[Stored records]
* Start *

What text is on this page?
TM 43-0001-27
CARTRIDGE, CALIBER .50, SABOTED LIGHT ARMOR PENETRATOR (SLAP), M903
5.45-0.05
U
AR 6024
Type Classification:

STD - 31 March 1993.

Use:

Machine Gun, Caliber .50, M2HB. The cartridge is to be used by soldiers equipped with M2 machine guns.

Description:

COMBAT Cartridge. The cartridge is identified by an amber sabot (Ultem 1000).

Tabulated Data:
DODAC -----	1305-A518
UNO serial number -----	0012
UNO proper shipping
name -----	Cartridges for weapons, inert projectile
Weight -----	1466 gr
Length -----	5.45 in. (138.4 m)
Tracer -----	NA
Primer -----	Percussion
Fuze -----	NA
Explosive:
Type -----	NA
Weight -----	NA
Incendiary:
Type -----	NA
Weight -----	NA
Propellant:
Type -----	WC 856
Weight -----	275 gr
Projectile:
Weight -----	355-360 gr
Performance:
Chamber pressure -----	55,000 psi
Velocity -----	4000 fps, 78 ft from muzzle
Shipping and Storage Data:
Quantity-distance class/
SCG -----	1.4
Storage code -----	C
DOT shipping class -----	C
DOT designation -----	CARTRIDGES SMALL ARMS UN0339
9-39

* End *

Copy out every line of the listing that includes the string "Storage".

▶ Reply:
Shipping and Storage Data:
Storage code -----	C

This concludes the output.